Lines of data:
• • • • • • •

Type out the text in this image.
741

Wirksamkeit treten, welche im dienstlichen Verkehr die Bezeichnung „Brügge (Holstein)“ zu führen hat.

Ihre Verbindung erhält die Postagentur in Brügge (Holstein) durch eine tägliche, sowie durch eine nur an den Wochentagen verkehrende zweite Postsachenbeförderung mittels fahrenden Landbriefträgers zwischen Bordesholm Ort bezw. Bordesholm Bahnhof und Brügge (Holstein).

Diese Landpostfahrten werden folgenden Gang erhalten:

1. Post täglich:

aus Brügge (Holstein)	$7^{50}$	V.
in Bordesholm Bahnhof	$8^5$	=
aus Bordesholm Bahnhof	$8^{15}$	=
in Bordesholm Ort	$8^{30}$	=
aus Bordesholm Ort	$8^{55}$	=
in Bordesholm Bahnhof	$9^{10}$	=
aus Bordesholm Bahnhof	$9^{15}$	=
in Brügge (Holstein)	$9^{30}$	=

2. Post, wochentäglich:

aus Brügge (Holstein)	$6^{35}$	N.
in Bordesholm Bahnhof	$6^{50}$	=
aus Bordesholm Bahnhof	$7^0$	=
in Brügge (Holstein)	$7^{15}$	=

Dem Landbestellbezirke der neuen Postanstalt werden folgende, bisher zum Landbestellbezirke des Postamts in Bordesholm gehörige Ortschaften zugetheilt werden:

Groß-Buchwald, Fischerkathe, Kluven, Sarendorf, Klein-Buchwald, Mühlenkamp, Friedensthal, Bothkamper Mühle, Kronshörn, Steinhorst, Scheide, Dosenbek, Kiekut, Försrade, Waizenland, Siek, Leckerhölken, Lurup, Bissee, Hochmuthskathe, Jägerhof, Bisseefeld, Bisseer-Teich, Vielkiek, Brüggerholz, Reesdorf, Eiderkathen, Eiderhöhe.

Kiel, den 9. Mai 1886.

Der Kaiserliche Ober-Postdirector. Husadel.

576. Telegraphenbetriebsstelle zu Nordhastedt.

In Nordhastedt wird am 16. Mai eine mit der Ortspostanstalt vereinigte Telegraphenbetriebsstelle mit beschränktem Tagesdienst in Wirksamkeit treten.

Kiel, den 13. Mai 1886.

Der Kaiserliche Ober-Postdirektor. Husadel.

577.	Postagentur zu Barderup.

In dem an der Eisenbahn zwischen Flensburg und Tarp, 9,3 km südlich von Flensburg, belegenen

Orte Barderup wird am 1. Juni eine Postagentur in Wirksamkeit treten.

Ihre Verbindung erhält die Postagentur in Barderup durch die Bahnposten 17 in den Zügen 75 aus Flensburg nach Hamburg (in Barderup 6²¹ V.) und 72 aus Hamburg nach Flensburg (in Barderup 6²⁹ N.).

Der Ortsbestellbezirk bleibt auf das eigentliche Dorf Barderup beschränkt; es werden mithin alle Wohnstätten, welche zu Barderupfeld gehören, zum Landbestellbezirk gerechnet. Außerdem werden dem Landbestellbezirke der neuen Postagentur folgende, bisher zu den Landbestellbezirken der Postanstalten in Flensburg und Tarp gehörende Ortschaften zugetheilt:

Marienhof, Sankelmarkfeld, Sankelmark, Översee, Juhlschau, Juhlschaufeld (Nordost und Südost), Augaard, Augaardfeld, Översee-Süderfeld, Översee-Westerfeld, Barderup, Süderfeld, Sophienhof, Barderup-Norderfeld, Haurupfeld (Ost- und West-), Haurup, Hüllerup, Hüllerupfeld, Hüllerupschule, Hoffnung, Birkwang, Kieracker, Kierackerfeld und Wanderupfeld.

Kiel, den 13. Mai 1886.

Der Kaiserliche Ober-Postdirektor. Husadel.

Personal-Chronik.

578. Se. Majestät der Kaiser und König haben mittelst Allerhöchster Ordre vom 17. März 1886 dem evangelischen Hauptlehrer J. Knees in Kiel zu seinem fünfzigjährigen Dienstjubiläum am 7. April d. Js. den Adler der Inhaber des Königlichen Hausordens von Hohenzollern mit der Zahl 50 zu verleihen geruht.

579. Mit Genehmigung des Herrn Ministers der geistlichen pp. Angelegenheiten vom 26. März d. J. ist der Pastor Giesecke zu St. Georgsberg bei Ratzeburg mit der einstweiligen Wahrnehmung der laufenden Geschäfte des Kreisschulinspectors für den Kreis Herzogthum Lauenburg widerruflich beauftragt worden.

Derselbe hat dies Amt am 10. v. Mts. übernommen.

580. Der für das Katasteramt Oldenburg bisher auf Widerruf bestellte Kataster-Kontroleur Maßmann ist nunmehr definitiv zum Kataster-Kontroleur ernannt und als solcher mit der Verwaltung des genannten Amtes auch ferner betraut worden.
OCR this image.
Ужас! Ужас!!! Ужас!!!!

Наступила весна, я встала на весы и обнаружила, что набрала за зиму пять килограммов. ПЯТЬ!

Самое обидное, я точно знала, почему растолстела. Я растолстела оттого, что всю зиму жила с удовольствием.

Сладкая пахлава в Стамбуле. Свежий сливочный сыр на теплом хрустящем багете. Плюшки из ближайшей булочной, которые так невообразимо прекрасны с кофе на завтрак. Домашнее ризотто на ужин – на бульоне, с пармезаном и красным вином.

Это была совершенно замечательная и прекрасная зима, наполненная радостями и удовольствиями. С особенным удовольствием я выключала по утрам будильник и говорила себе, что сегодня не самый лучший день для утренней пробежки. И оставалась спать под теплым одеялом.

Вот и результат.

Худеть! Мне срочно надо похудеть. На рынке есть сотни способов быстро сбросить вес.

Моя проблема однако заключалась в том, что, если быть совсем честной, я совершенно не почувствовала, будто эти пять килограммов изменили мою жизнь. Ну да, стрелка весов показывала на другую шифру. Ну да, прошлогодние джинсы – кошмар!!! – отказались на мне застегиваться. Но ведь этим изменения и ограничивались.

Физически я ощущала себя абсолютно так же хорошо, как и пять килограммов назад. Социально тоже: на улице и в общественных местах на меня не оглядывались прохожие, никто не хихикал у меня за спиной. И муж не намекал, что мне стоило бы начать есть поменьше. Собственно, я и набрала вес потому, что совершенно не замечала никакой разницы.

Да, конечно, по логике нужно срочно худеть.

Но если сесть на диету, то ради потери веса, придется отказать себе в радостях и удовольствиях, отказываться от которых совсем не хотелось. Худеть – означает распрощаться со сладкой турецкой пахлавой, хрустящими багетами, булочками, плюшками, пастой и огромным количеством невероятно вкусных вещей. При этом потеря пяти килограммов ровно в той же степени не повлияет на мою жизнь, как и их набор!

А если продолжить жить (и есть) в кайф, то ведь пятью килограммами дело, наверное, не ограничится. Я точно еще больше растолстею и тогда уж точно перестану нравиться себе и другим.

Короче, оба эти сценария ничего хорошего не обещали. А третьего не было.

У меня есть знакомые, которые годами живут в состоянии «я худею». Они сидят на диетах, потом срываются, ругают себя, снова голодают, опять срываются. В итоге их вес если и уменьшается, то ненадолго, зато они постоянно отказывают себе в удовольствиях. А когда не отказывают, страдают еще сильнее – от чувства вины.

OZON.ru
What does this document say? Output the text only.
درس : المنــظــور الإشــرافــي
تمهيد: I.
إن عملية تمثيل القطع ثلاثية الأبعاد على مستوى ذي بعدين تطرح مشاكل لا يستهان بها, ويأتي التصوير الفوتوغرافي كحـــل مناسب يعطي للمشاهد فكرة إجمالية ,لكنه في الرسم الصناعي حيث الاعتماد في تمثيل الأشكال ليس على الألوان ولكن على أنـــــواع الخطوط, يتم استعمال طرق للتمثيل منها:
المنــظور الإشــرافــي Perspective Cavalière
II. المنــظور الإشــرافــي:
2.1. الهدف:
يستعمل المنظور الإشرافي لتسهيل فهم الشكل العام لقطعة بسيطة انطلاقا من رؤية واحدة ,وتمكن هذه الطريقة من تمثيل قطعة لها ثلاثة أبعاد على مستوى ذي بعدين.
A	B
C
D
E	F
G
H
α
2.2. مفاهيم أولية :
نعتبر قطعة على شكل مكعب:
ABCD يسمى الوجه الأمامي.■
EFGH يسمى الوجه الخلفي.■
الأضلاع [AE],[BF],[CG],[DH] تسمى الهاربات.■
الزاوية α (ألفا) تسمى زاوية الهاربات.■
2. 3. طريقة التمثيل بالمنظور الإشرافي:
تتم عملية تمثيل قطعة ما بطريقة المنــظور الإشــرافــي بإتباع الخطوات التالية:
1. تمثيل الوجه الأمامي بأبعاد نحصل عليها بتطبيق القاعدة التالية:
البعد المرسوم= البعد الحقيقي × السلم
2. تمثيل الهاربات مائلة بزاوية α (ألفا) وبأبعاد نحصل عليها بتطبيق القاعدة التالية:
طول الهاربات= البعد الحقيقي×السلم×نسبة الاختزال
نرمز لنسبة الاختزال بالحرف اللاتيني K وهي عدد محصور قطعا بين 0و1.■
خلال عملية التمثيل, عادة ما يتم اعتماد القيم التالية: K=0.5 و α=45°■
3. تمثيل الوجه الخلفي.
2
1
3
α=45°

• • • • • • •

Check each line above for the string "المنــظور", then copy the ones that have it.

Final result
المنــظور الإشــرافــي Perspective Cavalière
II. المنــظور الإشــرافــي:
تتم عملية تمثيل قطعة ما بطريقة المنــظور الإشــرافــي بإتباع الخطوات التالية:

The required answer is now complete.